■ **TO DO**
Identify the lines that contain the string "wrms", then copy each of them.

::: SOURCE RECORDS :::

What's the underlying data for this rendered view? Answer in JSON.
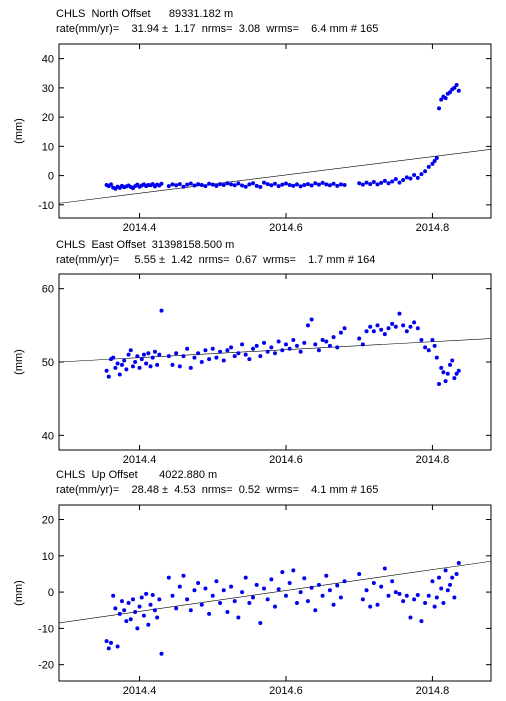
{
  "panels": [
    {
      "header_line1": "CHLS  North Offset      89331.182 m",
      "header_line2": "rate(mm/yr)=    31.94 ±  1.17  nrms=  3.08  wrms=    6.4 mm # 165"
    },
    {
      "header_line1": "CHLS  East Offset  31398158.500 m",
      "header_line2": "rate(mm/yr)=     5.55 ±  1.42  nrms=  0.67  wrms=    1.7 mm # 164"
    },
    {
      "header_line1": "CHLS  Up Offset       4022.880 m",
      "header_line2": "rate(mm/yr)=    28.48 ±  4.53  nrms=  0.52  wrms=    4.1 mm # 165"
    }
  ],
  "colors": {
    "points": "#0000ee",
    "trend": "#000000"
  },
  "chart_data": [
    {
      "type": "scatter",
      "title": "CHLS  North Offset      89331.182 m",
      "ylabel": "(mm)",
      "xlim": [
        2014.29,
        2014.88
      ],
      "ylim": [
        -14.5,
        45
      ],
      "xticks": [
        2014.4,
        2014.6,
        2014.8
      ],
      "yticks": [
        -10,
        0,
        10,
        20,
        30,
        40
      ],
      "trend": [
        [
          2014.29,
          -9.5
        ],
        [
          2014.88,
          9.0
        ]
      ],
      "x": [
        2014.355,
        2014.358,
        2014.361,
        2014.364,
        2014.367,
        2014.37,
        2014.373,
        2014.376,
        2014.379,
        2014.382,
        2014.385,
        2014.388,
        2014.391,
        2014.394,
        2014.397,
        2014.4,
        2014.403,
        2014.406,
        2014.409,
        2014.412,
        2014.415,
        2014.418,
        2014.421,
        2014.424,
        2014.427,
        2014.43,
        2014.44,
        2014.445,
        2014.45,
        2014.455,
        2014.46,
        2014.465,
        2014.47,
        2014.475,
        2014.48,
        2014.485,
        2014.49,
        2014.495,
        2014.5,
        2014.505,
        2014.51,
        2014.515,
        2014.52,
        2014.525,
        2014.53,
        2014.535,
        2014.54,
        2014.545,
        2014.55,
        2014.555,
        2014.56,
        2014.565,
        2014.57,
        2014.575,
        2014.58,
        2014.585,
        2014.59,
        2014.595,
        2014.6,
        2014.605,
        2014.61,
        2014.615,
        2014.62,
        2014.625,
        2014.63,
        2014.635,
        2014.64,
        2014.645,
        2014.65,
        2014.655,
        2014.66,
        2014.665,
        2014.67,
        2014.675,
        2014.68,
        2014.7,
        2014.705,
        2014.71,
        2014.715,
        2014.72,
        2014.725,
        2014.73,
        2014.735,
        2014.74,
        2014.745,
        2014.75,
        2014.755,
        2014.76,
        2014.765,
        2014.77,
        2014.775,
        2014.78,
        2014.785,
        2014.79,
        2014.795,
        2014.8,
        2014.803,
        2014.806,
        2014.809,
        2014.812,
        2014.815,
        2014.818,
        2014.821,
        2014.824,
        2014.827,
        2014.83,
        2014.833,
        2014.836
      ],
      "y": [
        -3.2,
        -3.6,
        -3.0,
        -4.1,
        -4.5,
        -3.8,
        -4.2,
        -3.5,
        -4.0,
        -3.7,
        -3.4,
        -3.9,
        -4.3,
        -3.6,
        -3.1,
        -3.8,
        -3.4,
        -3.0,
        -3.6,
        -3.2,
        -3.3,
        -2.9,
        -3.7,
        -3.1,
        -3.4,
        -2.8,
        -3.6,
        -3.0,
        -3.3,
        -2.9,
        -3.8,
        -3.1,
        -2.7,
        -3.4,
        -2.9,
        -3.2,
        -3.6,
        -2.8,
        -3.1,
        -3.5,
        -2.9,
        -3.2,
        -2.6,
        -3.0,
        -3.3,
        -2.7,
        -3.4,
        -3.8,
        -3.0,
        -2.6,
        -3.5,
        -3.9,
        -2.4,
        -2.9,
        -3.3,
        -2.8,
        -3.6,
        -3.1,
        -2.7,
        -3.2,
        -3.5,
        -3.0,
        -3.7,
        -3.2,
        -2.9,
        -3.4,
        -2.6,
        -3.1,
        -2.5,
        -3.0,
        -3.3,
        -2.8,
        -3.5,
        -3.0,
        -3.2,
        -2.6,
        -3.1,
        -2.4,
        -2.9,
        -2.2,
        -3.0,
        -2.5,
        -1.8,
        -2.6,
        -2.0,
        -1.2,
        -2.4,
        -1.5,
        -0.6,
        -1.0,
        0.2,
        -0.8,
        0.5,
        1.5,
        3.0,
        4.0,
        5.0,
        6.0,
        23.0,
        26.0,
        27.0,
        26.5,
        28.0,
        28.5,
        29.5,
        30.0,
        31.0,
        29.0
      ]
    },
    {
      "type": "scatter",
      "title": "CHLS  East Offset  31398158.500 m",
      "ylabel": "(mm)",
      "xlim": [
        2014.29,
        2014.88
      ],
      "ylim": [
        38,
        62
      ],
      "xticks": [
        2014.4,
        2014.6,
        2014.8
      ],
      "yticks": [
        40,
        50,
        60
      ],
      "trend": [
        [
          2014.29,
          50.0
        ],
        [
          2014.88,
          53.2
        ]
      ],
      "x": [
        2014.355,
        2014.358,
        2014.361,
        2014.364,
        2014.367,
        2014.37,
        2014.373,
        2014.376,
        2014.379,
        2014.382,
        2014.385,
        2014.388,
        2014.391,
        2014.394,
        2014.397,
        2014.4,
        2014.403,
        2014.406,
        2014.409,
        2014.412,
        2014.415,
        2014.418,
        2014.421,
        2014.424,
        2014.427,
        2014.43,
        2014.44,
        2014.445,
        2014.45,
        2014.455,
        2014.46,
        2014.465,
        2014.47,
        2014.475,
        2014.48,
        2014.485,
        2014.49,
        2014.495,
        2014.5,
        2014.505,
        2014.51,
        2014.515,
        2014.52,
        2014.525,
        2014.53,
        2014.535,
        2014.54,
        2014.545,
        2014.55,
        2014.555,
        2014.56,
        2014.565,
        2014.57,
        2014.575,
        2014.58,
        2014.585,
        2014.59,
        2014.595,
        2014.6,
        2014.605,
        2014.61,
        2014.615,
        2014.62,
        2014.625,
        2014.63,
        2014.635,
        2014.64,
        2014.645,
        2014.65,
        2014.655,
        2014.66,
        2014.665,
        2014.67,
        2014.675,
        2014.68,
        2014.7,
        2014.705,
        2014.71,
        2014.715,
        2014.72,
        2014.725,
        2014.73,
        2014.735,
        2014.74,
        2014.745,
        2014.75,
        2014.755,
        2014.76,
        2014.765,
        2014.77,
        2014.775,
        2014.78,
        2014.785,
        2014.79,
        2014.795,
        2014.8,
        2014.803,
        2014.806,
        2014.809,
        2014.812,
        2014.815,
        2014.818,
        2014.821,
        2014.824,
        2014.827,
        2014.83,
        2014.833,
        2014.836
      ],
      "y": [
        48.8,
        48.0,
        50.4,
        50.6,
        49.2,
        49.8,
        48.3,
        49.6,
        50.2,
        49.0,
        51.0,
        51.6,
        49.4,
        50.0,
        50.8,
        49.2,
        50.4,
        51.0,
        49.8,
        51.2,
        49.4,
        50.6,
        51.4,
        49.6,
        51.0,
        57.0,
        50.8,
        49.6,
        51.2,
        49.4,
        50.8,
        51.8,
        49.2,
        50.6,
        51.2,
        50.0,
        51.6,
        50.4,
        51.8,
        50.6,
        51.4,
        50.2,
        51.6,
        52.0,
        50.8,
        51.2,
        52.4,
        51.0,
        50.4,
        51.8,
        52.2,
        50.8,
        52.6,
        51.4,
        52.0,
        51.2,
        52.8,
        51.6,
        52.4,
        51.8,
        53.0,
        52.2,
        51.4,
        52.6,
        55.0,
        55.8,
        52.4,
        51.6,
        53.0,
        52.8,
        52.2,
        53.4,
        52.0,
        54.0,
        54.6,
        53.2,
        52.4,
        54.2,
        54.8,
        54.2,
        55.0,
        54.4,
        53.8,
        54.6,
        55.2,
        54.8,
        56.6,
        55.0,
        54.2,
        54.8,
        55.4,
        54.6,
        53.0,
        52.0,
        51.6,
        53.0,
        52.2,
        50.6,
        47.0,
        49.2,
        48.6,
        47.4,
        48.4,
        49.6,
        50.2,
        47.8,
        48.4,
        48.8
      ]
    },
    {
      "type": "scatter",
      "title": "CHLS  Up Offset       4022.880 m",
      "ylabel": "(mm)",
      "xlim": [
        2014.29,
        2014.88
      ],
      "ylim": [
        -24.5,
        24
      ],
      "xticks": [
        2014.4,
        2014.6,
        2014.8
      ],
      "yticks": [
        -20,
        -10,
        0,
        10,
        20
      ],
      "trend": [
        [
          2014.29,
          -8.5
        ],
        [
          2014.88,
          8.5
        ]
      ],
      "x": [
        2014.355,
        2014.358,
        2014.361,
        2014.364,
        2014.367,
        2014.37,
        2014.373,
        2014.376,
        2014.379,
        2014.382,
        2014.385,
        2014.388,
        2014.391,
        2014.394,
        2014.397,
        2014.4,
        2014.403,
        2014.406,
        2014.409,
        2014.412,
        2014.415,
        2014.418,
        2014.421,
        2014.424,
        2014.427,
        2014.43,
        2014.44,
        2014.445,
        2014.45,
        2014.455,
        2014.46,
        2014.465,
        2014.47,
        2014.475,
        2014.48,
        2014.485,
        2014.49,
        2014.495,
        2014.5,
        2014.505,
        2014.51,
        2014.515,
        2014.52,
        2014.525,
        2014.53,
        2014.535,
        2014.54,
        2014.545,
        2014.55,
        2014.555,
        2014.56,
        2014.565,
        2014.57,
        2014.575,
        2014.58,
        2014.585,
        2014.59,
        2014.595,
        2014.6,
        2014.605,
        2014.61,
        2014.615,
        2014.62,
        2014.625,
        2014.63,
        2014.635,
        2014.64,
        2014.645,
        2014.65,
        2014.655,
        2014.66,
        2014.665,
        2014.67,
        2014.675,
        2014.68,
        2014.7,
        2014.705,
        2014.71,
        2014.715,
        2014.72,
        2014.725,
        2014.73,
        2014.735,
        2014.74,
        2014.745,
        2014.75,
        2014.755,
        2014.76,
        2014.765,
        2014.77,
        2014.775,
        2014.78,
        2014.785,
        2014.79,
        2014.795,
        2014.8,
        2014.803,
        2014.806,
        2014.809,
        2014.812,
        2014.815,
        2014.818,
        2014.821,
        2014.824,
        2014.827,
        2014.83,
        2014.833,
        2014.836
      ],
      "y": [
        -13.5,
        -15.5,
        -14.0,
        -1.0,
        -4.5,
        -15.0,
        -6.0,
        -2.5,
        -5.0,
        -8.0,
        -3.0,
        -7.5,
        -2.0,
        -5.5,
        -10.0,
        -4.0,
        -1.5,
        -6.5,
        -0.5,
        -9.0,
        -3.5,
        -0.8,
        -5.0,
        -7.0,
        -2.0,
        -17.0,
        4.0,
        -1.0,
        -4.5,
        1.5,
        4.5,
        -2.0,
        -5.0,
        0.5,
        2.5,
        -3.5,
        1.0,
        -6.0,
        -1.0,
        3.0,
        -3.0,
        0.5,
        -5.5,
        1.5,
        -2.5,
        -7.0,
        0.0,
        4.0,
        -3.0,
        -1.5,
        2.0,
        -8.5,
        1.0,
        -2.0,
        3.5,
        -4.0,
        0.8,
        5.5,
        -1.0,
        2.5,
        6.0,
        -3.0,
        0.0,
        3.8,
        -2.5,
        1.2,
        -5.0,
        2.0,
        -1.0,
        4.5,
        0.5,
        -3.5,
        1.8,
        -1.5,
        3.0,
        5.0,
        -2.0,
        0.5,
        -4.0,
        2.5,
        -3.5,
        1.5,
        6.5,
        -1.0,
        3.0,
        0.0,
        -0.5,
        -2.5,
        -1.0,
        -7.0,
        -2.0,
        -0.8,
        -8.0,
        -3.0,
        -1.0,
        3.0,
        -4.0,
        -1.5,
        4.0,
        1.0,
        -3.0,
        6.0,
        0.5,
        2.0,
        4.0,
        -1.5,
        5.0,
        8.0
      ]
    }
  ]
}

:::

■ **SOLUTION FOR THIS EXERCISE**
      "header_line2": "rate(mm/yr)=    31.94 ±  1.17  nrms=  3.08  wrms=    6.4 mm # 165"
      "header_line2": "rate(mm/yr)=     5.55 ±  1.42  nrms=  0.67  wrms=    1.7 mm # 164"
      "header_line2": "rate(mm/yr)=    28.48 ±  4.53  nrms=  0.52  wrms=    4.1 mm # 165"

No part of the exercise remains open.